**TASK DIRECTIONS:**
State how many lines of the listing below include the word "安徽省民用建筑节能办法". Give only the number.

**DATA EXTRACT:**
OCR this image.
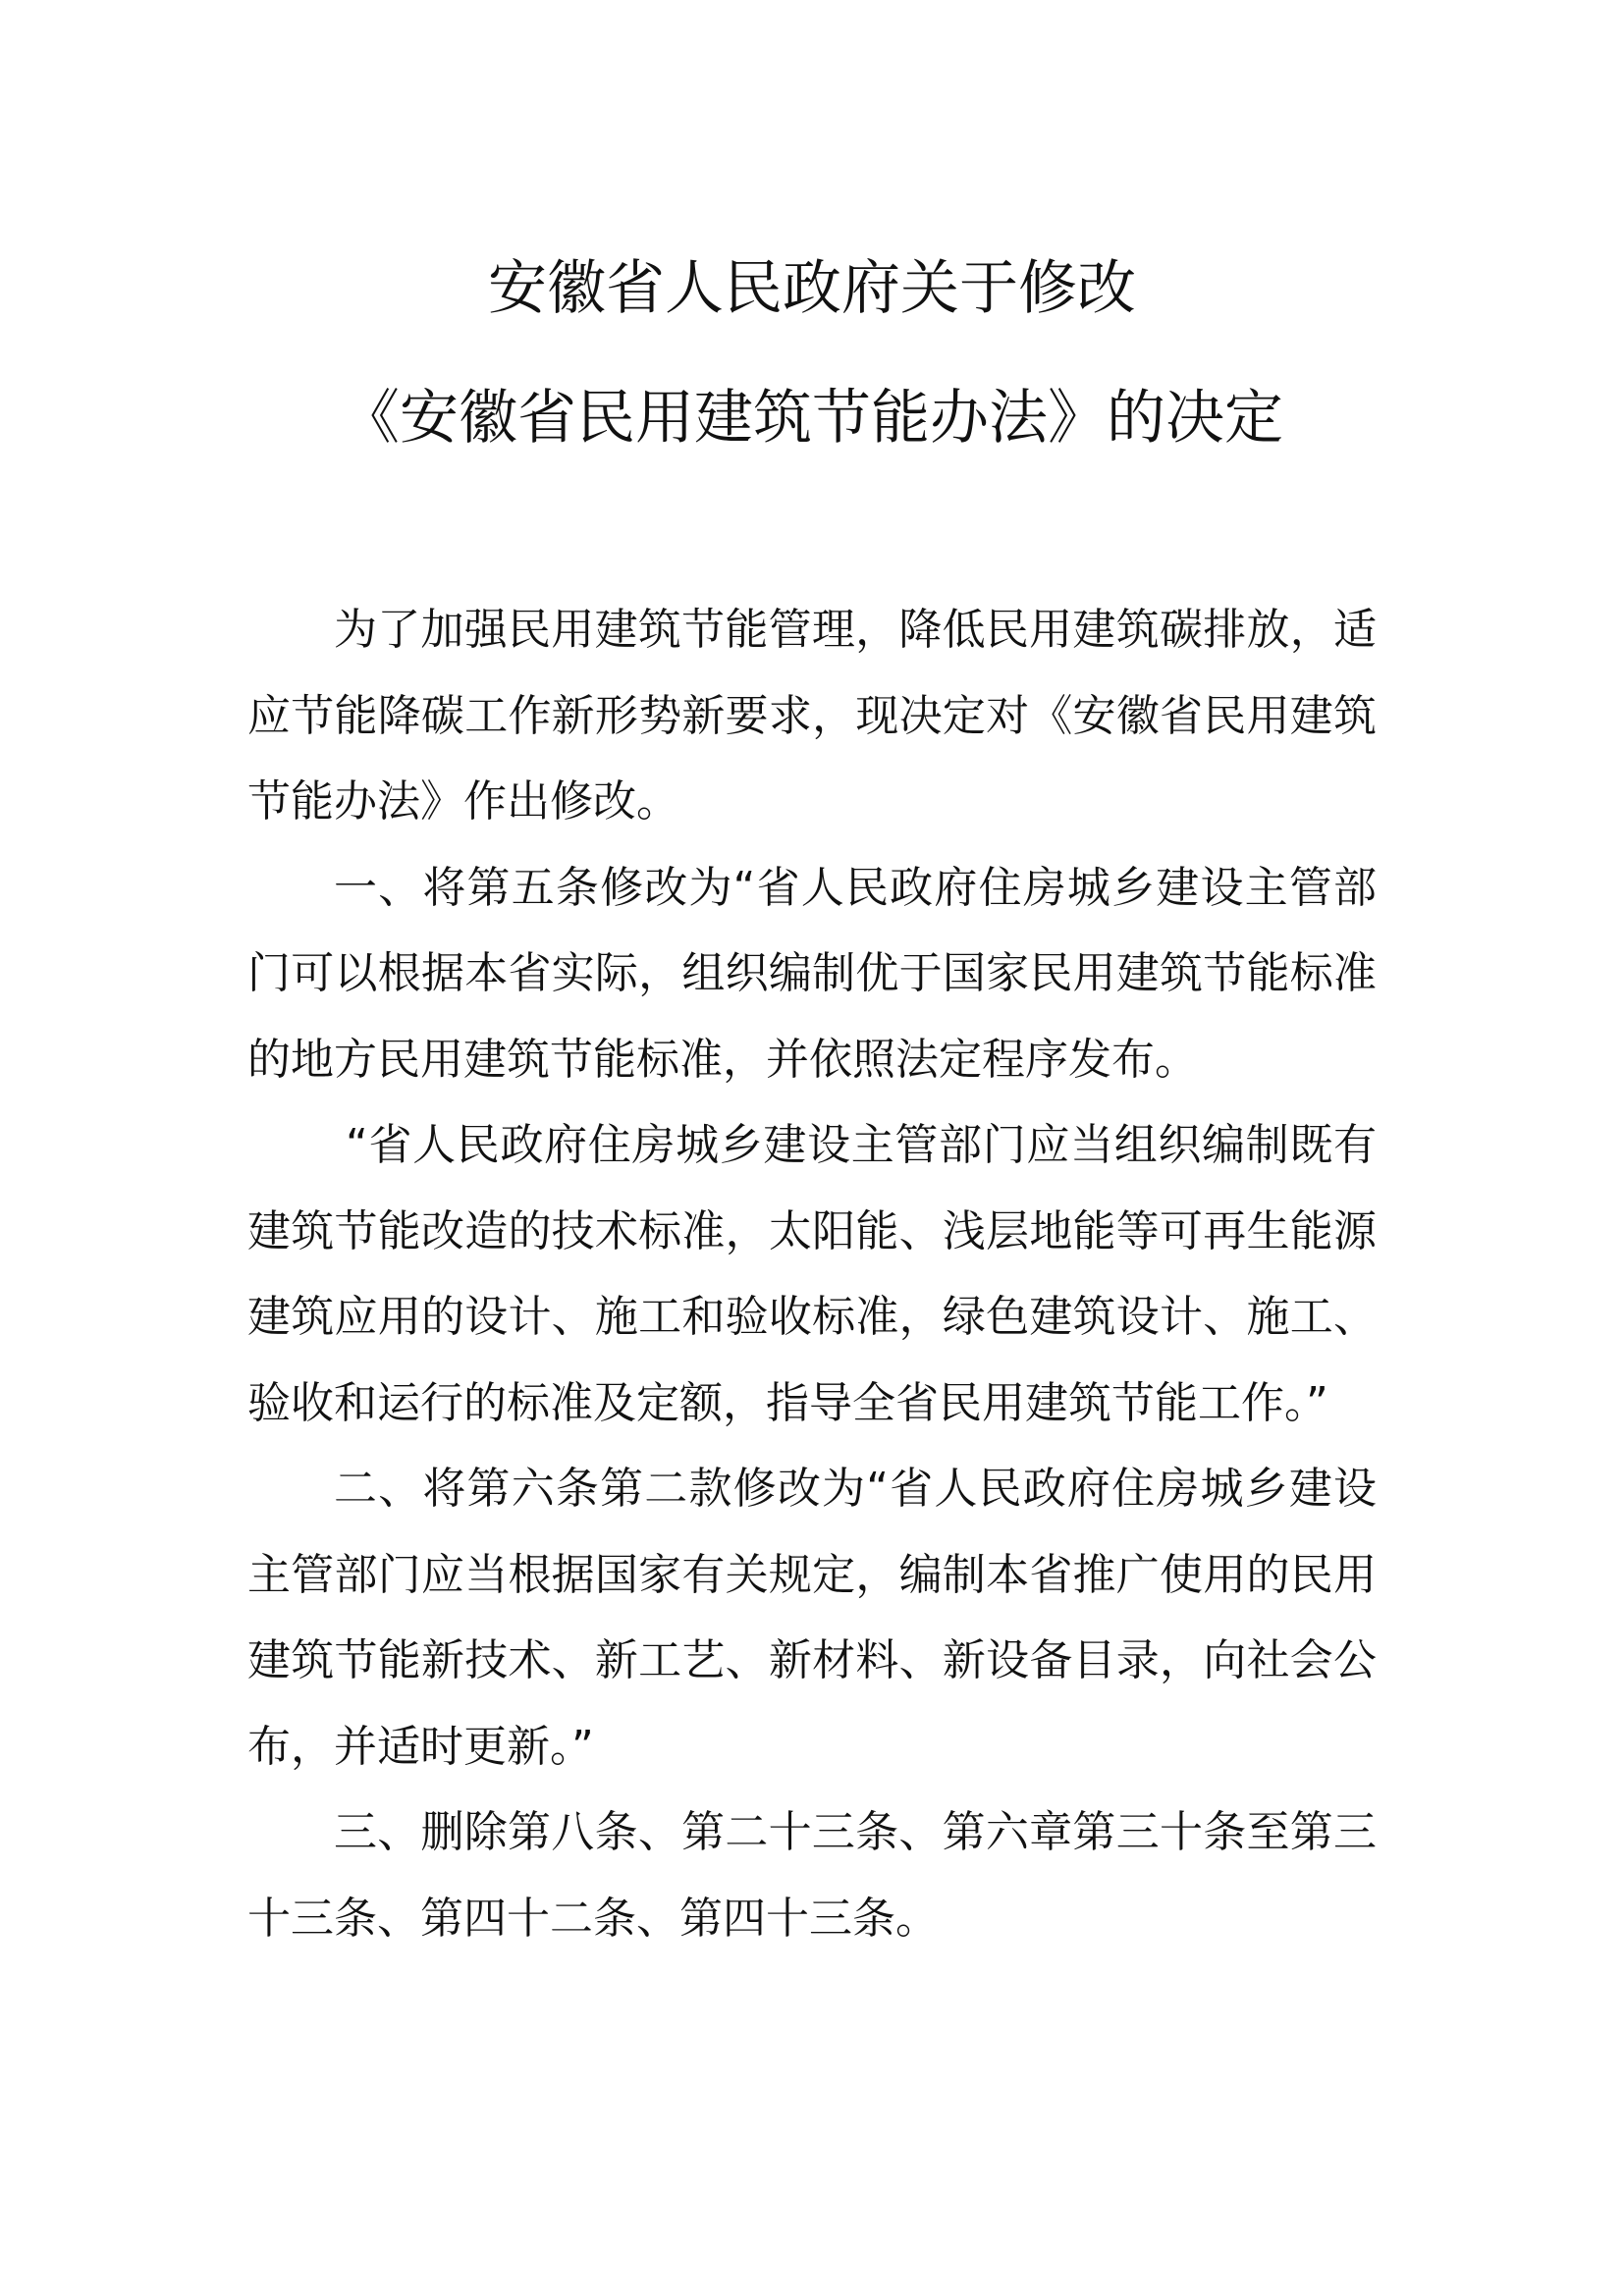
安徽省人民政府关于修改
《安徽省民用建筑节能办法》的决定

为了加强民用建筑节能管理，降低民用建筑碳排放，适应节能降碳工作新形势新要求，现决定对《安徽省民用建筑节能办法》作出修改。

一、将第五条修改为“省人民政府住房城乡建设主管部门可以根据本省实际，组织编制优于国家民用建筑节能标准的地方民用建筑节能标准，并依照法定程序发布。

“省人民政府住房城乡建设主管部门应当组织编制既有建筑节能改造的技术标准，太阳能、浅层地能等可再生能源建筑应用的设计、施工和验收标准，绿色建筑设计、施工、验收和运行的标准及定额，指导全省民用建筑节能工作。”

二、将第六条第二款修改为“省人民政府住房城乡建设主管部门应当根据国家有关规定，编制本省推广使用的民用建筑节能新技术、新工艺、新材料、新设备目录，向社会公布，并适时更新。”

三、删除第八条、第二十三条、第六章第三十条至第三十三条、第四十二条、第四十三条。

**EXERCISE RESPONSE:**
2